Copy out every record below, word for word.
[start of MATERIAL PROVIDED]
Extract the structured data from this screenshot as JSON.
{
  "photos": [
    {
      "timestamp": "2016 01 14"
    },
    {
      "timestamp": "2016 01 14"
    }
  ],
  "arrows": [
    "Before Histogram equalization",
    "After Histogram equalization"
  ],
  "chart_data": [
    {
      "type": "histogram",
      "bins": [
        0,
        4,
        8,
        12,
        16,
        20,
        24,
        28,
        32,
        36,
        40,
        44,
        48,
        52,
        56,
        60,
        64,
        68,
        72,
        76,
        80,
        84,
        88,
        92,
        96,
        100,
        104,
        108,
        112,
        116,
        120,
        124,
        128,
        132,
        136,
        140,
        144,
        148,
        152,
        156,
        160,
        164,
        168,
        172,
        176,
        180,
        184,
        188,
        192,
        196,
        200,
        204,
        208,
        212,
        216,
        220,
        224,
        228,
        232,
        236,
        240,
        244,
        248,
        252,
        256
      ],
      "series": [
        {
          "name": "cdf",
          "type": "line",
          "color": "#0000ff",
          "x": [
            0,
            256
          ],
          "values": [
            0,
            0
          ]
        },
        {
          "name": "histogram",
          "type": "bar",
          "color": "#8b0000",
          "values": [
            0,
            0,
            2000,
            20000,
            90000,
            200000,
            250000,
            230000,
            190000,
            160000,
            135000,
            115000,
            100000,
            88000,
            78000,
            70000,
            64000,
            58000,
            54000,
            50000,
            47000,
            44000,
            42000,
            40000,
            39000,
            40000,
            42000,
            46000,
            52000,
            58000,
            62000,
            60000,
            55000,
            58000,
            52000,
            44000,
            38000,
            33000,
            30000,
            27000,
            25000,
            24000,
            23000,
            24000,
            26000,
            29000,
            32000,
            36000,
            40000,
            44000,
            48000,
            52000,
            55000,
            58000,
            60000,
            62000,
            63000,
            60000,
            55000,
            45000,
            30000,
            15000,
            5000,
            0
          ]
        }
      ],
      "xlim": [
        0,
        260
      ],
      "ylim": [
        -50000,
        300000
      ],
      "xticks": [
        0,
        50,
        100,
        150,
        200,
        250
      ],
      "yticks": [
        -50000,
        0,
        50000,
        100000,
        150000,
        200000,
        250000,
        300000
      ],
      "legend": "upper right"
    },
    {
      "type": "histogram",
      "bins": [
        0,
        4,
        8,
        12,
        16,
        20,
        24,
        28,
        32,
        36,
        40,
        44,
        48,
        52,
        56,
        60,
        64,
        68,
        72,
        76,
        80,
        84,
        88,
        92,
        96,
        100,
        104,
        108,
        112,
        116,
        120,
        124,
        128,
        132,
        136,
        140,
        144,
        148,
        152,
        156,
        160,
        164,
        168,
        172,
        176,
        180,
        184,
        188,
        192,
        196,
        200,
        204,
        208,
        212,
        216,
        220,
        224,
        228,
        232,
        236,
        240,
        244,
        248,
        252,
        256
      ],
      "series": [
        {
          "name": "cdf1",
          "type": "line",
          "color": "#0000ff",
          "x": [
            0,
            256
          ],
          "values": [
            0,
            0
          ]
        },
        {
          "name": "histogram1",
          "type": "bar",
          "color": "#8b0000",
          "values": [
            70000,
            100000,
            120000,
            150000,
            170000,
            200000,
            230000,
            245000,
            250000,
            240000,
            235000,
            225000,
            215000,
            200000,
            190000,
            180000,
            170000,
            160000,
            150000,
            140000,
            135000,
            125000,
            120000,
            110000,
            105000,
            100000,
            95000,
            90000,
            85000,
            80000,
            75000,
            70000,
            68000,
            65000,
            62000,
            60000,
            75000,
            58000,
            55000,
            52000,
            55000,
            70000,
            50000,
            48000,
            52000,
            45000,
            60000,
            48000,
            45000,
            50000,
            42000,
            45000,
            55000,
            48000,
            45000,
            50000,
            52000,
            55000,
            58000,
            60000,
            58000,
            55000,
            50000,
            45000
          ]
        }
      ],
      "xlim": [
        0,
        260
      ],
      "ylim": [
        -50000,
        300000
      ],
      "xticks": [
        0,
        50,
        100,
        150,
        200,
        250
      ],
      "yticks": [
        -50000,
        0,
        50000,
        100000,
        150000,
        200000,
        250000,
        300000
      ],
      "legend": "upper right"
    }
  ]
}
[end of MATERIAL PROVIDED]
◆ **THE ANSWER**
Extract the structured data from this screenshot as JSON.
{
  "photos": [
    {
      "timestamp": "2016 01 14"
    },
    {
      "timestamp": "2016 01 14"
    }
  ],
  "arrows": [
    "Before Histogram equalization",
    "After Histogram equalization"
  ],
  "chart_data": [
    {
      "type": "histogram",
      "bins": [
        0,
        4,
        8,
        12,
        16,
        20,
        24,
        28,
        32,
        36,
        40,
        44,
        48,
        52,
        56,
        60,
        64,
        68,
        72,
        76,
        80,
        84,
        88,
        92,
        96,
        100,
        104,
        108,
        112,
        116,
        120,
        124,
        128,
        132,
        136,
        140,
        144,
        148,
        152,
        156,
        160,
        164,
        168,
        172,
        176,
        180,
        184,
        188,
        192,
        196,
        200,
        204,
        208,
        212,
        216,
        220,
        224,
        228,
        232,
        236,
        240,
        244,
        248,
        252,
        256
      ],
      "series": [
        {
          "name": "cdf",
          "type": "line",
          "color": "#0000ff",
          "x": [
            0,
            256
          ],
          "values": [
            0,
            0
          ]
        },
        {
          "name": "histogram",
          "type": "bar",
          "color": "#8b0000",
          "values": [
            0,
            0,
            2000,
            20000,
            90000,
            200000,
            250000,
            230000,
            190000,
            160000,
            135000,
            115000,
            100000,
            88000,
            78000,
            70000,
            64000,
            58000,
            54000,
            50000,
            47000,
            44000,
            42000,
            40000,
            39000,
            40000,
            42000,
            46000,
            52000,
            58000,
            62000,
            60000,
            55000,
            58000,
            52000,
            44000,
            38000,
            33000,
            30000,
            27000,
            25000,
            24000,
            23000,
            24000,
            26000,
            29000,
            32000,
            36000,
            40000,
            44000,
            48000,
            52000,
            55000,
            58000,
            60000,
            62000,
            63000,
            60000,
            55000,
            45000,
            30000,
            15000,
            5000,
            0
          ]
        }
      ],
      "xlim": [
        0,
        260
      ],
      "ylim": [
        -50000,
        300000
      ],
      "xticks": [
        0,
        50,
        100,
        150,
        200,
        250
      ],
      "yticks": [
        -50000,
        0,
        50000,
        100000,
        150000,
        200000,
        250000,
        300000
      ],
      "legend": "upper right"
    },
    {
      "type": "histogram",
      "bins": [
        0,
        4,
        8,
        12,
        16,
        20,
        24,
        28,
        32,
        36,
        40,
        44,
        48,
        52,
        56,
        60,
        64,
        68,
        72,
        76,
        80,
        84,
        88,
        92,
        96,
        100,
        104,
        108,
        112,
        116,
        120,
        124,
        128,
        132,
        136,
        140,
        144,
        148,
        152,
        156,
        160,
        164,
        168,
        172,
        176,
        180,
        184,
        188,
        192,
        196,
        200,
        204,
        208,
        212,
        216,
        220,
        224,
        228,
        232,
        236,
        240,
        244,
        248,
        252,
        256
      ],
      "series": [
        {
          "name": "cdf1",
          "type": "line",
          "color": "#0000ff",
          "x": [
            0,
            256
          ],
          "values": [
            0,
            0
          ]
        },
        {
          "name": "histogram1",
          "type": "bar",
          "color": "#8b0000",
          "values": [
            70000,
            100000,
            120000,
            150000,
            170000,
            200000,
            230000,
            245000,
            250000,
            240000,
            235000,
            225000,
            215000,
            200000,
            190000,
            180000,
            170000,
            160000,
            150000,
            140000,
            135000,
            125000,
            120000,
            110000,
            105000,
            100000,
            95000,
            90000,
            85000,
            80000,
            75000,
            70000,
            68000,
            65000,
            62000,
            60000,
            75000,
            58000,
            55000,
            52000,
            55000,
            70000,
            50000,
            48000,
            52000,
            45000,
            60000,
            48000,
            45000,
            50000,
            42000,
            45000,
            55000,
            48000,
            45000,
            50000,
            52000,
            55000,
            58000,
            60000,
            58000,
            55000,
            50000,
            45000
          ]
        }
      ],
      "xlim": [
        0,
        260
      ],
      "ylim": [
        -50000,
        300000
      ],
      "xticks": [
        0,
        50,
        100,
        150,
        200,
        250
      ],
      "yticks": [
        -50000,
        0,
        50000,
        100000,
        150000,
        200000,
        250000,
        300000
      ],
      "legend": "upper right"
    }
  ]
}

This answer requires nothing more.